Write the material out again, line by line, exactly as it is.

Start The data

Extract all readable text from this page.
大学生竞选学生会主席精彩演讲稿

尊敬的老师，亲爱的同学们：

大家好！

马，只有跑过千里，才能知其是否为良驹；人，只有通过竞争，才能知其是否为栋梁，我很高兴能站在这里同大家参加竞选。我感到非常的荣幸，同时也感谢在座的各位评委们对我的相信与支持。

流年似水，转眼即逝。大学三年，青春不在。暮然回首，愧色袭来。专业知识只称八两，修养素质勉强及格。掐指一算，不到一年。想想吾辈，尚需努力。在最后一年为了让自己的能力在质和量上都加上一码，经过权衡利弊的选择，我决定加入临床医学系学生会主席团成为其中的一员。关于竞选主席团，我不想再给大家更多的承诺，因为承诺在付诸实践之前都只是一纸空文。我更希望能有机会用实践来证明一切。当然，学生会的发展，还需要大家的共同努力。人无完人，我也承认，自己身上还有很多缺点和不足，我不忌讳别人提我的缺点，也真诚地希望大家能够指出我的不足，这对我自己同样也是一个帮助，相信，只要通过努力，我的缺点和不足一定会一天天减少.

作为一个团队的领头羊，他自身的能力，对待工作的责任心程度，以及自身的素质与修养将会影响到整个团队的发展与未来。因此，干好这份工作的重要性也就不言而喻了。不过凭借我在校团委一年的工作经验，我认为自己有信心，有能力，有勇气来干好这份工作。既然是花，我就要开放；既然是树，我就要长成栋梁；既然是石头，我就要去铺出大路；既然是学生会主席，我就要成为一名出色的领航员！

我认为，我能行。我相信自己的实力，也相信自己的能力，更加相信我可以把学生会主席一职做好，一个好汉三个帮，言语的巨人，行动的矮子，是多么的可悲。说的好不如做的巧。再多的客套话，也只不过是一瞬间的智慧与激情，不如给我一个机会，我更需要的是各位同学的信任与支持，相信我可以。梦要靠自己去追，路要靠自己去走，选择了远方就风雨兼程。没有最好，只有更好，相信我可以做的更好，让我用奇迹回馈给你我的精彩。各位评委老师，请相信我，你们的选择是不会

End The data

→ **Solution for this task**
Extract all readable text from this page.
大学生竞选学生会主席精彩演讲稿

尊敬的老师，亲爱的同学们：

大家好！

马，只有跑过千里，才能知其是否为良驹；人，只有通过竞争，才能知其是否为栋梁，我很高兴能站在这里同大家参加竞选。我感到非常的荣幸，同时也感谢在座的各位评委们对我的相信与支持。

流年似水，转眼即逝。大学三年，青春不在。暮然回首，愧色袭来。专业知识只称八两，修养素质勉强及格。掐指一算，不到一年。想想吾辈，尚需努力。在最后一年为了让自己的能力在质和量上都加上一码，经过权衡利弊的选择，我决定加入临床医学系学生会主席团成为其中的一员。关于竞选主席团，我不想再给大家更多的承诺，因为承诺在付诸实践之前都只是一纸空文。我更希望能有机会用实践来证明一切。当然，学生会的发展，还需要大家的共同努力。人无完人，我也承认，自己身上还有很多缺点和不足，我不忌讳别人提我的缺点，也真诚地希望大家能够指出我的不足，这对我自己同样也是一个帮助，相信，只要通过努力，我的缺点和不足一定会一天天减少.

作为一个团队的领头羊，他自身的能力，对待工作的责任心程度，以及自身的素质与修养将会影响到整个团队的发展与未来。因此，干好这份工作的重要性也就不言而喻了。不过凭借我在校团委一年的工作经验，我认为自己有信心，有能力，有勇气来干好这份工作。既然是花，我就要开放；既然是树，我就要长成栋梁；既然是石头，我就要去铺出大路；既然是学生会主席，我就要成为一名出色的领航员！

我认为，我能行。我相信自己的实力，也相信自己的能力，更加相信我可以把学生会主席一职做好，一个好汉三个帮，言语的巨人，行动的矮子，是多么的可悲。说的好不如做的巧。再多的客套话，也只不过是一瞬间的智慧与激情，不如给我一个机会，我更需要的是各位同学的信任与支持，相信我可以。梦要靠自己去追，路要靠自己去走，选择了远方就风雨兼程。没有最好，只有更好，相信我可以做的更好，让我用奇迹回馈给你我的精彩。各位评委老师，请相信我，你们的选择是不会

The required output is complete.